### PROVIDED MATERIAL
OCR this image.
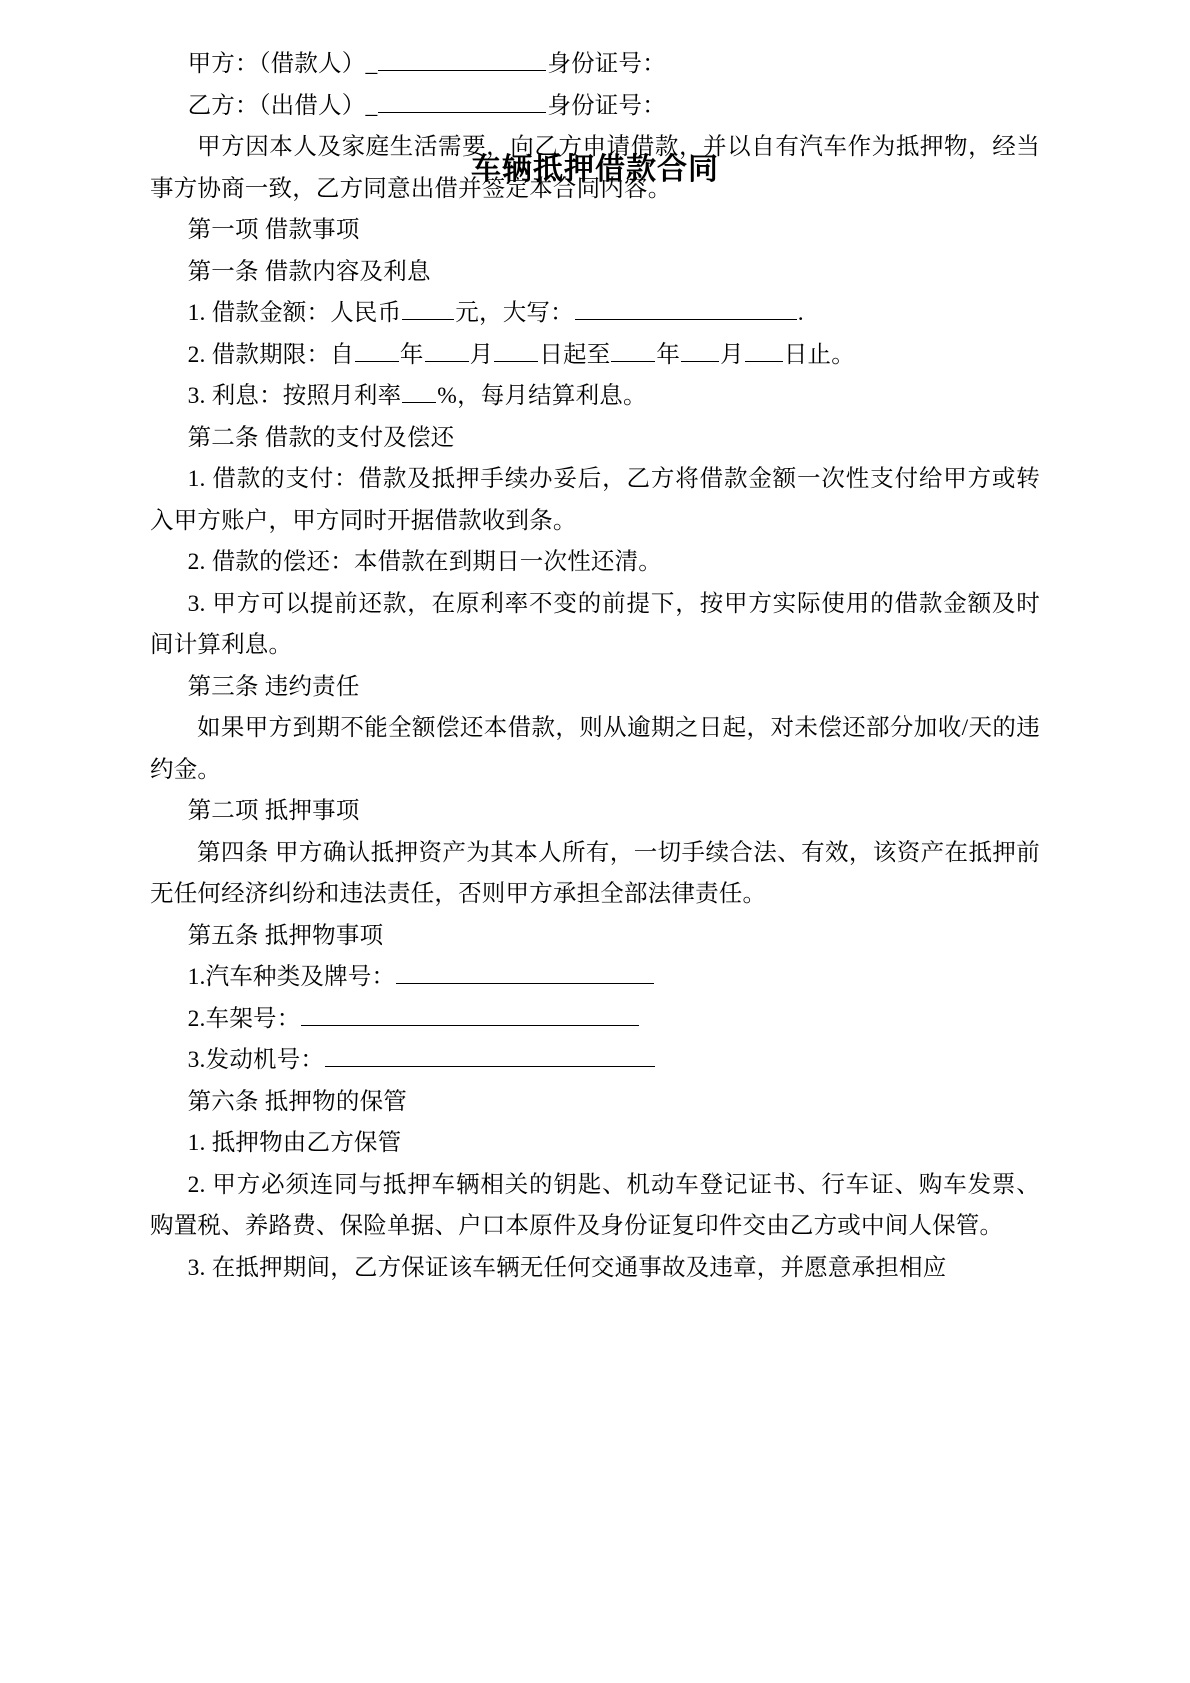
车辆抵押借款合同

甲方：（借款人）_	身份证号：

乙方：（出借人）_	身份证号：

甲方因本人及家庭生活需要，向乙方申请借款，并以自有汽车作为抵押物，经当事方协商一致，乙方同意出借并签定本合同内容。

第一项 借款事项

第一条 借款内容及利息

1. 借款金额：人民币 元，大写：	.

2. 借款期限：自 年 月 日起至 年 月 日止。

3. 利息：按照月利率 %，每月结算利息。

第二条 借款的支付及偿还

1. 借款的支付：借款及抵押手续办妥后，乙方将借款金额一次性支付给甲方或转入甲方账户，甲方同时开据借款收到条。

2. 借款的偿还：本借款在到期日一次性还清。

3. 甲方可以提前还款，在原利率不变的前提下，按甲方实际使用的借款金额及时间计算利息。

第三条 违约责任

如果甲方到期不能全额偿还本借款，则从逾期之日起，对未偿还部分加收/天的违约金。

第二项 抵押事项

第四条 甲方确认抵押资产为其本人所有，一切手续合法、有效，该资产在抵押前无任何经济纠纷和违法责任，否则甲方承担全部法律责任。

第五条 抵押物事项

1.汽车种类及牌号：

2.车架号：

3.发动机号：

第六条 抵押物的保管

1. 抵押物由乙方保管

2. 甲方必须连同与抵押车辆相关的钥匙、机动车登记证书、行车证、购车发票、购置税、养路费、保险单据、户口本原件及身份证复印件交由乙方或中间人保管。

3. 在抵押期间，乙方保证该车辆无任何交通事故及违章，并愿意承担相应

### REQUIRED WORK
Without including the pictures, return each record above exactly as it stands.

### FINAL RESULT
OCR this image.
车辆抵押借款合同

甲方：（借款人）_	身份证号：

乙方：（出借人）_	身份证号：

甲方因本人及家庭生活需要，向乙方申请借款，并以自有汽车作为抵押物，经当事方协商一致，乙方同意出借并签定本合同内容。

第一项 借款事项

第一条 借款内容及利息

1. 借款金额：人民币 元，大写：	.

2. 借款期限：自 年 月 日起至 年 月 日止。

3. 利息：按照月利率 %，每月结算利息。

第二条 借款的支付及偿还

1. 借款的支付：借款及抵押手续办妥后，乙方将借款金额一次性支付给甲方或转入甲方账户，甲方同时开据借款收到条。

2. 借款的偿还：本借款在到期日一次性还清。

3. 甲方可以提前还款，在原利率不变的前提下，按甲方实际使用的借款金额及时间计算利息。

第三条 违约责任

如果甲方到期不能全额偿还本借款，则从逾期之日起，对未偿还部分加收/天的违约金。

第二项 抵押事项

第四条 甲方确认抵押资产为其本人所有，一切手续合法、有效，该资产在抵押前无任何经济纠纷和违法责任，否则甲方承担全部法律责任。

第五条 抵押物事项

1.汽车种类及牌号：

2.车架号：

3.发动机号：

第六条 抵押物的保管

1. 抵押物由乙方保管

2. 甲方必须连同与抵押车辆相关的钥匙、机动车登记证书、行车证、购车发票、购置税、养路费、保险单据、户口本原件及身份证复印件交由乙方或中间人保管。

3. 在抵押期间，乙方保证该车辆无任何交通事故及违章，并愿意承担相应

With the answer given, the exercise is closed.